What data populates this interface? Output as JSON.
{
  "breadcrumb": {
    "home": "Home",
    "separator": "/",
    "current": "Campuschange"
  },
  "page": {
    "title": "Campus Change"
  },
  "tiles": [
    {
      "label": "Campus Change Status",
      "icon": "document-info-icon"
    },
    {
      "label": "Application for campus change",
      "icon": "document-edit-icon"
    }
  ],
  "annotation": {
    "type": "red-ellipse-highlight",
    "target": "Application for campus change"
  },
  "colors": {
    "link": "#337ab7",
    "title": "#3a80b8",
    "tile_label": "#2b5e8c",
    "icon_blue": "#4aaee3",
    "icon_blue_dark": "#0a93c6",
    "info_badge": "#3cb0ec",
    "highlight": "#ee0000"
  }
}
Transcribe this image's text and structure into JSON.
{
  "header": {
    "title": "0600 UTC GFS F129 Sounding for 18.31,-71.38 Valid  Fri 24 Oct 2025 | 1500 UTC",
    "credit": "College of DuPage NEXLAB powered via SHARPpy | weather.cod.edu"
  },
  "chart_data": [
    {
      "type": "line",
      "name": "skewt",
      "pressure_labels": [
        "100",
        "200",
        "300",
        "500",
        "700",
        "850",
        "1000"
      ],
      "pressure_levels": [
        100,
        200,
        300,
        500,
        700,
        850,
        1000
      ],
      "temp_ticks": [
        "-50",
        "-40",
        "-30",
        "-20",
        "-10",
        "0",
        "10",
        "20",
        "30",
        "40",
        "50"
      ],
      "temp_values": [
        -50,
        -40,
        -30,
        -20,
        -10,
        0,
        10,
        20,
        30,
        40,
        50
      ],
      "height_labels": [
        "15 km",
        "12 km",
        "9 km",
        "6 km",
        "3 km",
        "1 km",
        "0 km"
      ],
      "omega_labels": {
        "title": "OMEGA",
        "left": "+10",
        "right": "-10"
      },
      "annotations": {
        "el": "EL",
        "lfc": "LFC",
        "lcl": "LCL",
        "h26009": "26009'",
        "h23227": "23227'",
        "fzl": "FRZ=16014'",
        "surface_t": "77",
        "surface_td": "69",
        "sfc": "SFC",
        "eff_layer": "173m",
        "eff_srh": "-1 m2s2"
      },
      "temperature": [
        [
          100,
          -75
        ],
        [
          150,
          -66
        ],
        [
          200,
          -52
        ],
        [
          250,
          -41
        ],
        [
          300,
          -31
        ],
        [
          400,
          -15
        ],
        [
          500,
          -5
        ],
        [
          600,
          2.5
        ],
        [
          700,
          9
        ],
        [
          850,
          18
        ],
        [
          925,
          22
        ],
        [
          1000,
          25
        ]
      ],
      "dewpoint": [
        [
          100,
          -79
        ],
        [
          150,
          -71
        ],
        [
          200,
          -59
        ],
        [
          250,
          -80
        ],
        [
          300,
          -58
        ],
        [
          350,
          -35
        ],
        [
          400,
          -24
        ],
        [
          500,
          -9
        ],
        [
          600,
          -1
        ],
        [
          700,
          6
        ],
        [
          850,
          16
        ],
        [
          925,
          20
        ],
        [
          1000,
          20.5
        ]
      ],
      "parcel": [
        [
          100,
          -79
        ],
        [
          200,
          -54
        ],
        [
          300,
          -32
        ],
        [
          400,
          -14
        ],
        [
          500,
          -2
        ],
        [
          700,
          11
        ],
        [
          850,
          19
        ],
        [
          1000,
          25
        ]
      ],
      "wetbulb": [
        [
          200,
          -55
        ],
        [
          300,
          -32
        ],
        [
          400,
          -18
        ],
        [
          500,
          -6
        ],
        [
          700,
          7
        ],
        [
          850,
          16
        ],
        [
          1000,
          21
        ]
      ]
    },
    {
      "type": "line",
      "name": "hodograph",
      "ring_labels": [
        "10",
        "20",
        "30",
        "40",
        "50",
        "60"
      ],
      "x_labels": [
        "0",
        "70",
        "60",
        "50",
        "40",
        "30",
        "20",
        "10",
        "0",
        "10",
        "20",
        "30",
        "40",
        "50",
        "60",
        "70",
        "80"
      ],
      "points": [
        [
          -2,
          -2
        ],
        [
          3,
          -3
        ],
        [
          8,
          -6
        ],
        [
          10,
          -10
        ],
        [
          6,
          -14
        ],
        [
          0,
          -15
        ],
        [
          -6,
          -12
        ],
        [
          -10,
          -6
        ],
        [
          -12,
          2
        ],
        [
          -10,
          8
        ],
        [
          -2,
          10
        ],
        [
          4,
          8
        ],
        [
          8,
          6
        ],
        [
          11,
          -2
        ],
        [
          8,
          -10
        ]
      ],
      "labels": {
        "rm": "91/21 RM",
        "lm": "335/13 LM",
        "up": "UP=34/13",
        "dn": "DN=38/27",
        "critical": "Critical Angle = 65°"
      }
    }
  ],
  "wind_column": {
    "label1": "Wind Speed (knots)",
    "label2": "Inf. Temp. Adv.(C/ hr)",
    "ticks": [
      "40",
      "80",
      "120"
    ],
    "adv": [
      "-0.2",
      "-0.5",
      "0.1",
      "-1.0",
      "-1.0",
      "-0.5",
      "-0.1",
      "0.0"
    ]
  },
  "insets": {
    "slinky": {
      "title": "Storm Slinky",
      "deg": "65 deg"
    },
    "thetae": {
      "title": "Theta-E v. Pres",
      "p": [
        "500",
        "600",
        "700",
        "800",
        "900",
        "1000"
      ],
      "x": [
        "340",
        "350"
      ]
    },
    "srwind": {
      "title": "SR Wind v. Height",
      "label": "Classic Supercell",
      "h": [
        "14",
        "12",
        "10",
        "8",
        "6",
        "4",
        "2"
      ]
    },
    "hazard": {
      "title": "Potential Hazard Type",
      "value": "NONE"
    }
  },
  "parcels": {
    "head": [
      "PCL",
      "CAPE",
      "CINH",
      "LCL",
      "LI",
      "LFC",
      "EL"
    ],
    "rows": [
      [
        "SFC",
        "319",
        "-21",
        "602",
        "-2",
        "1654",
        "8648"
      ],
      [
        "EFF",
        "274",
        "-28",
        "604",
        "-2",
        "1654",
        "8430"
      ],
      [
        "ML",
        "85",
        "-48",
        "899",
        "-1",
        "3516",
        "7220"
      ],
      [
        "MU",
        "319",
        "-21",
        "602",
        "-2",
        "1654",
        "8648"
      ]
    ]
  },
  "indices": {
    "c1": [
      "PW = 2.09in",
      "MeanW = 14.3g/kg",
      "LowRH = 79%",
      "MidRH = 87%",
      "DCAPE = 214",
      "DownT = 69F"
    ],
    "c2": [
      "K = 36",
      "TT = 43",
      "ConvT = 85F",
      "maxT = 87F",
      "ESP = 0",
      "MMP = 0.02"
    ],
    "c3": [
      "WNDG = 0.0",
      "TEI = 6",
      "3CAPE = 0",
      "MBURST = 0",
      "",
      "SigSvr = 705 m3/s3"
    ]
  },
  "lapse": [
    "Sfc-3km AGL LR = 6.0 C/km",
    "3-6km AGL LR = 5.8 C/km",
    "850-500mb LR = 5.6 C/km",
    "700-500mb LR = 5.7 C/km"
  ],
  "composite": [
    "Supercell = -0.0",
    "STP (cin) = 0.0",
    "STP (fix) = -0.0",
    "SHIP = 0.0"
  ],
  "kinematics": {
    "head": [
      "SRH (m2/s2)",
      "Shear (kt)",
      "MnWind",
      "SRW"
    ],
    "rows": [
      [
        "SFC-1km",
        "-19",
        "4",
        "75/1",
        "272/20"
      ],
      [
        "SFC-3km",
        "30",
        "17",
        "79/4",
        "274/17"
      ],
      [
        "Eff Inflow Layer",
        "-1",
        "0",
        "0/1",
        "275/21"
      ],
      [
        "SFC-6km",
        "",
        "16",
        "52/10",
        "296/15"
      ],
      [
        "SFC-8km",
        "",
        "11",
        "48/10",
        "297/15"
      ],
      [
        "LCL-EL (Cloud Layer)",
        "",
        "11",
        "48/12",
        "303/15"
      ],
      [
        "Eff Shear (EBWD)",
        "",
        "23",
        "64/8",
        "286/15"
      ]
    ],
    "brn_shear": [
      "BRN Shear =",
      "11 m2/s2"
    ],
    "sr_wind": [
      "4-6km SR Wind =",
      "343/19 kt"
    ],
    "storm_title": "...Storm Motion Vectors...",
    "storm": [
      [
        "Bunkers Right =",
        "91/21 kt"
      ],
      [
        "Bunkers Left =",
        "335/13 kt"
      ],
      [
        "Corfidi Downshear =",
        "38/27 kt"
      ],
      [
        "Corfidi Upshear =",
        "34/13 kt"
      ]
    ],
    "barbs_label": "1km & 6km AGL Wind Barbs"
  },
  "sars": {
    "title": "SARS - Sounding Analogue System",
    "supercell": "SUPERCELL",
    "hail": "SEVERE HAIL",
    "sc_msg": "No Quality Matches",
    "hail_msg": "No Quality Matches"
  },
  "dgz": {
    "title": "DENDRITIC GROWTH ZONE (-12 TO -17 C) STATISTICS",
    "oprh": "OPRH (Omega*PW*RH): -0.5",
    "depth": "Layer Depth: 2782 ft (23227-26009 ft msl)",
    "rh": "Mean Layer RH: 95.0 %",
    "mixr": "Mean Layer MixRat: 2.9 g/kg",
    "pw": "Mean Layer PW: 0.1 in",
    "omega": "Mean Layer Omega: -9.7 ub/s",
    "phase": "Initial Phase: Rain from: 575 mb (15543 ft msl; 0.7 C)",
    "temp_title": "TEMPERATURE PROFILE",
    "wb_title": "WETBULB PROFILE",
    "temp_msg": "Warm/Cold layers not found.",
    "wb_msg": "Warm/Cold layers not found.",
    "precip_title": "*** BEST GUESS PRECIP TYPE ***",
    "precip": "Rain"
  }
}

************

Exercise instructions. Which lines hold the word "this"? Copy each of them from the records.

Exercise response.
What data populates this interface? Output as JSON.
Transcribe this image's text and structure into JSON.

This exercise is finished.